--- START OF Data supplied ---

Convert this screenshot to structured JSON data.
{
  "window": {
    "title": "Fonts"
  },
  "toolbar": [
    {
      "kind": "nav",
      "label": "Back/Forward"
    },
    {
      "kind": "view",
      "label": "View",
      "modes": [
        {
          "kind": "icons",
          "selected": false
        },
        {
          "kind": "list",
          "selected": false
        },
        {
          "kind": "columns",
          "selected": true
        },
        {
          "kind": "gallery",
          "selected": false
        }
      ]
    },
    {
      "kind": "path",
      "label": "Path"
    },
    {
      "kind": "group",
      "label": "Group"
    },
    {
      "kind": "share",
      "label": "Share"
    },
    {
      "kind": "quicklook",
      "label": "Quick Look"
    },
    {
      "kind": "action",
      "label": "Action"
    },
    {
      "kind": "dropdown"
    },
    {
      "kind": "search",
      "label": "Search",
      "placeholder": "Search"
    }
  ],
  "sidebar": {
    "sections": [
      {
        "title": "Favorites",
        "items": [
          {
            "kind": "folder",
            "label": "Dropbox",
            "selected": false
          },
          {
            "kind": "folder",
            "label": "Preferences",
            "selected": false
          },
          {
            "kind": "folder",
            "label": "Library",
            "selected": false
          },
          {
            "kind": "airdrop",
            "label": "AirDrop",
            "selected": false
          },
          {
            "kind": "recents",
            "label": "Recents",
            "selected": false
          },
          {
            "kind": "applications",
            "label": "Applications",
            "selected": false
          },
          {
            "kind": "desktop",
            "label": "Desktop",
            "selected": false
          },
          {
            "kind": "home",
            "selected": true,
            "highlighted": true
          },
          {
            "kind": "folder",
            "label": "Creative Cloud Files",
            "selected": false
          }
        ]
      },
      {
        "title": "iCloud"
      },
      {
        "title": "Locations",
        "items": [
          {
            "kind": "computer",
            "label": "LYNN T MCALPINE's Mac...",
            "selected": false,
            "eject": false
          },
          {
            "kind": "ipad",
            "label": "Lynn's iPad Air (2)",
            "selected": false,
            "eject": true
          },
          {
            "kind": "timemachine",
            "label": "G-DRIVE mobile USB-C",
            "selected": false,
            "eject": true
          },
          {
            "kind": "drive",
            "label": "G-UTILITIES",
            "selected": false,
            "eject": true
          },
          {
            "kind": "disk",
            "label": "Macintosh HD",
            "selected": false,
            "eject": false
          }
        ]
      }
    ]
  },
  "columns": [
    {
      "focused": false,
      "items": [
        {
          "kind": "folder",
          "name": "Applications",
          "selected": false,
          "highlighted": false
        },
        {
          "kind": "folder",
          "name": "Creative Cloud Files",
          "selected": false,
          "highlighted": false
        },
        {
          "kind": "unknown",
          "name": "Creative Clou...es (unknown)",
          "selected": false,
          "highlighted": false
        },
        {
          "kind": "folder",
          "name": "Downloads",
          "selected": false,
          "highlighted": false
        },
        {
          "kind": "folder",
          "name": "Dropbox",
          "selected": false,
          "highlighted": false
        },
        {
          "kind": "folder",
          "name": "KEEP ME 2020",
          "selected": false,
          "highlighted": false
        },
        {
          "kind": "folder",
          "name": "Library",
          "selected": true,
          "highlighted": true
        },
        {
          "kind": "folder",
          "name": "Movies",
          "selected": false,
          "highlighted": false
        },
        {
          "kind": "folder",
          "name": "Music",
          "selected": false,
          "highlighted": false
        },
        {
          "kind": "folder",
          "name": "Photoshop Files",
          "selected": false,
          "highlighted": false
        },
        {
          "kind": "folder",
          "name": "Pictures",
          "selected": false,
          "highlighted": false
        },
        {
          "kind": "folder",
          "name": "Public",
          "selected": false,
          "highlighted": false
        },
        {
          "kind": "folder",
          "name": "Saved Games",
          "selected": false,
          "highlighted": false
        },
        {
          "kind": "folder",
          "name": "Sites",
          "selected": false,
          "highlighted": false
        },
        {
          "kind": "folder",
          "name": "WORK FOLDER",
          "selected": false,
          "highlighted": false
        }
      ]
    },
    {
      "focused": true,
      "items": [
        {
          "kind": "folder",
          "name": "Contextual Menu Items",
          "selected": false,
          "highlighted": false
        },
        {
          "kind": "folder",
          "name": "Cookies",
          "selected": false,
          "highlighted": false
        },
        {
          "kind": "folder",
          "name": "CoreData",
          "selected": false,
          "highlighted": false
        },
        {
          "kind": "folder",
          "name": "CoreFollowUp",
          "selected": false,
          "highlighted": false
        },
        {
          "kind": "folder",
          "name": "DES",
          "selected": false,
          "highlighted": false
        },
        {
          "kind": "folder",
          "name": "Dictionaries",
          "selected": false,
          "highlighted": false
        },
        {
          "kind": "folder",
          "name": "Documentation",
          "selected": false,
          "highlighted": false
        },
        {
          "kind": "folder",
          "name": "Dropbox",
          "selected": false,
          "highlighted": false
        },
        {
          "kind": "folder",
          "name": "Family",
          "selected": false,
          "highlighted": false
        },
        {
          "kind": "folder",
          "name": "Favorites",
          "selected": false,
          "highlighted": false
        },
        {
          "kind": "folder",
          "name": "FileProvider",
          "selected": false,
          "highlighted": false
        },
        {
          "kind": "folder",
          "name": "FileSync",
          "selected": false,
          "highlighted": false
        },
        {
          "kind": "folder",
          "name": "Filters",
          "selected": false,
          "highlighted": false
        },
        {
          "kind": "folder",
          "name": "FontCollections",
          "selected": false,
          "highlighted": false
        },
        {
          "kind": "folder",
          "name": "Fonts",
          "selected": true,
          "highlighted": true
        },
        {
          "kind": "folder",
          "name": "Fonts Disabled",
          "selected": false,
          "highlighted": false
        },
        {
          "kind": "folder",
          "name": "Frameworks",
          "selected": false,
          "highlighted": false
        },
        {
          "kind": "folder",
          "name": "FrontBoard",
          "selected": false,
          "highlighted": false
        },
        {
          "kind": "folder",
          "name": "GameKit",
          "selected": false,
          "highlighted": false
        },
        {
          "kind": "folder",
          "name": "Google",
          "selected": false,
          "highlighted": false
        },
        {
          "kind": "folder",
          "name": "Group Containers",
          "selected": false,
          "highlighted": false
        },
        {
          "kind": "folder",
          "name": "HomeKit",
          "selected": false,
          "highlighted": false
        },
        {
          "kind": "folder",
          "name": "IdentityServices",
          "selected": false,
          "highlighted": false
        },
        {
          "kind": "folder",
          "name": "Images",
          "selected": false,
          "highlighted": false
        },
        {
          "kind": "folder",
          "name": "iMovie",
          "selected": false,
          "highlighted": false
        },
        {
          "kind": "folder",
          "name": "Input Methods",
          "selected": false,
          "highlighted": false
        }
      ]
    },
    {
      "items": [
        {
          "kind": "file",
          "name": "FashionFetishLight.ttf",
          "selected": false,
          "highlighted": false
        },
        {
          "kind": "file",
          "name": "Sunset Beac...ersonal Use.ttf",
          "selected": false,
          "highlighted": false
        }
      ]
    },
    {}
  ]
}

--- END OF Data supplied ---

- _Written exercise_
Repeat every line of the records above exactly.

- _Correct result_
Convert this screenshot to structured JSON data.
{
  "window": {
    "title": "Fonts"
  },
  "toolbar": [
    {
      "kind": "nav",
      "label": "Back/Forward"
    },
    {
      "kind": "view",
      "label": "View",
      "modes": [
        {
          "kind": "icons",
          "selected": false
        },
        {
          "kind": "list",
          "selected": false
        },
        {
          "kind": "columns",
          "selected": true
        },
        {
          "kind": "gallery",
          "selected": false
        }
      ]
    },
    {
      "kind": "path",
      "label": "Path"
    },
    {
      "kind": "group",
      "label": "Group"
    },
    {
      "kind": "share",
      "label": "Share"
    },
    {
      "kind": "quicklook",
      "label": "Quick Look"
    },
    {
      "kind": "action",
      "label": "Action"
    },
    {
      "kind": "dropdown"
    },
    {
      "kind": "search",
      "label": "Search",
      "placeholder": "Search"
    }
  ],
  "sidebar": {
    "sections": [
      {
        "title": "Favorites",
        "items": [
          {
            "kind": "folder",
            "label": "Dropbox",
            "selected": false
          },
          {
            "kind": "folder",
            "label": "Preferences",
            "selected": false
          },
          {
            "kind": "folder",
            "label": "Library",
            "selected": false
          },
          {
            "kind": "airdrop",
            "label": "AirDrop",
            "selected": false
          },
          {
            "kind": "recents",
            "label": "Recents",
            "selected": false
          },
          {
            "kind": "applications",
            "label": "Applications",
            "selected": false
          },
          {
            "kind": "desktop",
            "label": "Desktop",
            "selected": false
          },
          {
            "kind": "home",
            "selected": true,
            "highlighted": true
          },
          {
            "kind": "folder",
            "label": "Creative Cloud Files",
            "selected": false
          }
        ]
      },
      {
        "title": "iCloud"
      },
      {
        "title": "Locations",
        "items": [
          {
            "kind": "computer",
            "label": "LYNN T MCALPINE's Mac...",
            "selected": false,
            "eject": false
          },
          {
            "kind": "ipad",
            "label": "Lynn's iPad Air (2)",
            "selected": false,
            "eject": true
          },
          {
            "kind": "timemachine",
            "label": "G-DRIVE mobile USB-C",
            "selected": false,
            "eject": true
          },
          {
            "kind": "drive",
            "label": "G-UTILITIES",
            "selected": false,
            "eject": true
          },
          {
            "kind": "disk",
            "label": "Macintosh HD",
            "selected": false,
            "eject": false
          }
        ]
      }
    ]
  },
  "columns": [
    {
      "focused": false,
      "items": [
        {
          "kind": "folder",
          "name": "Applications",
          "selected": false,
          "highlighted": false
        },
        {
          "kind": "folder",
          "name": "Creative Cloud Files",
          "selected": false,
          "highlighted": false
        },
        {
          "kind": "unknown",
          "name": "Creative Clou...es (unknown)",
          "selected": false,
          "highlighted": false
        },
        {
          "kind": "folder",
          "name": "Downloads",
          "selected": false,
          "highlighted": false
        },
        {
          "kind": "folder",
          "name": "Dropbox",
          "selected": false,
          "highlighted": false
        },
        {
          "kind": "folder",
          "name": "KEEP ME 2020",
          "selected": false,
          "highlighted": false
        },
        {
          "kind": "folder",
          "name": "Library",
          "selected": true,
          "highlighted": true
        },
        {
          "kind": "folder",
          "name": "Movies",
          "selected": false,
          "highlighted": false
        },
        {
          "kind": "folder",
          "name": "Music",
          "selected": false,
          "highlighted": false
        },
        {
          "kind": "folder",
          "name": "Photoshop Files",
          "selected": false,
          "highlighted": false
        },
        {
          "kind": "folder",
          "name": "Pictures",
          "selected": false,
          "highlighted": false
        },
        {
          "kind": "folder",
          "name": "Public",
          "selected": false,
          "highlighted": false
        },
        {
          "kind": "folder",
          "name": "Saved Games",
          "selected": false,
          "highlighted": false
        },
        {
          "kind": "folder",
          "name": "Sites",
          "selected": false,
          "highlighted": false
        },
        {
          "kind": "folder",
          "name": "WORK FOLDER",
          "selected": false,
          "highlighted": false
        }
      ]
    },
    {
      "focused": true,
      "items": [
        {
          "kind": "folder",
          "name": "Contextual Menu Items",
          "selected": false,
          "highlighted": false
        },
        {
          "kind": "folder",
          "name": "Cookies",
          "selected": false,
          "highlighted": false
        },
        {
          "kind": "folder",
          "name": "CoreData",
          "selected": false,
          "highlighted": false
        },
        {
          "kind": "folder",
          "name": "CoreFollowUp",
          "selected": false,
          "highlighted": false
        },
        {
          "kind": "folder",
          "name": "DES",
          "selected": false,
          "highlighted": false
        },
        {
          "kind": "folder",
          "name": "Dictionaries",
          "selected": false,
          "highlighted": false
        },
        {
          "kind": "folder",
          "name": "Documentation",
          "selected": false,
          "highlighted": false
        },
        {
          "kind": "folder",
          "name": "Dropbox",
          "selected": false,
          "highlighted": false
        },
        {
          "kind": "folder",
          "name": "Family",
          "selected": false,
          "highlighted": false
        },
        {
          "kind": "folder",
          "name": "Favorites",
          "selected": false,
          "highlighted": false
        },
        {
          "kind": "folder",
          "name": "FileProvider",
          "selected": false,
          "highlighted": false
        },
        {
          "kind": "folder",
          "name": "FileSync",
          "selected": false,
          "highlighted": false
        },
        {
          "kind": "folder",
          "name": "Filters",
          "selected": false,
          "highlighted": false
        },
        {
          "kind": "folder",
          "name": "FontCollections",
          "selected": false,
          "highlighted": false
        },
        {
          "kind": "folder",
          "name": "Fonts",
          "selected": true,
          "highlighted": true
        },
        {
          "kind": "folder",
          "name": "Fonts Disabled",
          "selected": false,
          "highlighted": false
        },
        {
          "kind": "folder",
          "name": "Frameworks",
          "selected": false,
          "highlighted": false
        },
        {
          "kind": "folder",
          "name": "FrontBoard",
          "selected": false,
          "highlighted": false
        },
        {
          "kind": "folder",
          "name": "GameKit",
          "selected": false,
          "highlighted": false
        },
        {
          "kind": "folder",
          "name": "Google",
          "selected": false,
          "highlighted": false
        },
        {
          "kind": "folder",
          "name": "Group Containers",
          "selected": false,
          "highlighted": false
        },
        {
          "kind": "folder",
          "name": "HomeKit",
          "selected": false,
          "highlighted": false
        },
        {
          "kind": "folder",
          "name": "IdentityServices",
          "selected": false,
          "highlighted": false
        },
        {
          "kind": "folder",
          "name": "Images",
          "selected": false,
          "highlighted": false
        },
        {
          "kind": "folder",
          "name": "iMovie",
          "selected": false,
          "highlighted": false
        },
        {
          "kind": "folder",
          "name": "Input Methods",
          "selected": false,
          "highlighted": false
        }
      ]
    },
    {
      "items": [
        {
          "kind": "file",
          "name": "FashionFetishLight.ttf",
          "selected": false,
          "highlighted": false
        },
        {
          "kind": "file",
          "name": "Sunset Beac...ersonal Use.ttf",
          "selected": false,
          "highlighted": false
        }
      ]
    },
    {}
  ]
}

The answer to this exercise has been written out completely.